* What you need to do
Write out each line exactly as it stands, please.

* Exercise input
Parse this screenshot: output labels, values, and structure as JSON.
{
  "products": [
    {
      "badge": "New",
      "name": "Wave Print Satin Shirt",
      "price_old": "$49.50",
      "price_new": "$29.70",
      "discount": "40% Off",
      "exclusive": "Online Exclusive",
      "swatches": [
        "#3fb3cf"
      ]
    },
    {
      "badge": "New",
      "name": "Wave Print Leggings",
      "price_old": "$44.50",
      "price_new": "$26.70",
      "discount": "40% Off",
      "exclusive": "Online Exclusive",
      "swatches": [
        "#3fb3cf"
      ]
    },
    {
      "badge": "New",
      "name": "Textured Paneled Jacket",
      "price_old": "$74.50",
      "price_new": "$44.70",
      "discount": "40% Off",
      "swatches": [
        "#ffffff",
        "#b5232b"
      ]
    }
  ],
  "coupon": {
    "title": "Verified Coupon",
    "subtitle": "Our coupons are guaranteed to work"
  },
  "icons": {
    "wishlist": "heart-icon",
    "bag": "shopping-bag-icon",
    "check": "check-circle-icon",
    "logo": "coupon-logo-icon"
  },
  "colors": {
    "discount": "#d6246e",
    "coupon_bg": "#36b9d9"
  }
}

* Full output
Parse this screenshot: output labels, values, and structure as JSON.
{
  "products": [
    {
      "badge": "New",
      "name": "Wave Print Satin Shirt",
      "price_old": "$49.50",
      "price_new": "$29.70",
      "discount": "40% Off",
      "exclusive": "Online Exclusive",
      "swatches": [
        "#3fb3cf"
      ]
    },
    {
      "badge": "New",
      "name": "Wave Print Leggings",
      "price_old": "$44.50",
      "price_new": "$26.70",
      "discount": "40% Off",
      "exclusive": "Online Exclusive",
      "swatches": [
        "#3fb3cf"
      ]
    },
    {
      "badge": "New",
      "name": "Textured Paneled Jacket",
      "price_old": "$74.50",
      "price_new": "$44.70",
      "discount": "40% Off",
      "swatches": [
        "#ffffff",
        "#b5232b"
      ]
    }
  ],
  "coupon": {
    "title": "Verified Coupon",
    "subtitle": "Our coupons are guaranteed to work"
  },
  "icons": {
    "wishlist": "heart-icon",
    "bag": "shopping-bag-icon",
    "check": "check-circle-icon",
    "logo": "coupon-logo-icon"
  },
  "colors": {
    "discount": "#d6246e",
    "coupon_bg": "#36b9d9"
  }
}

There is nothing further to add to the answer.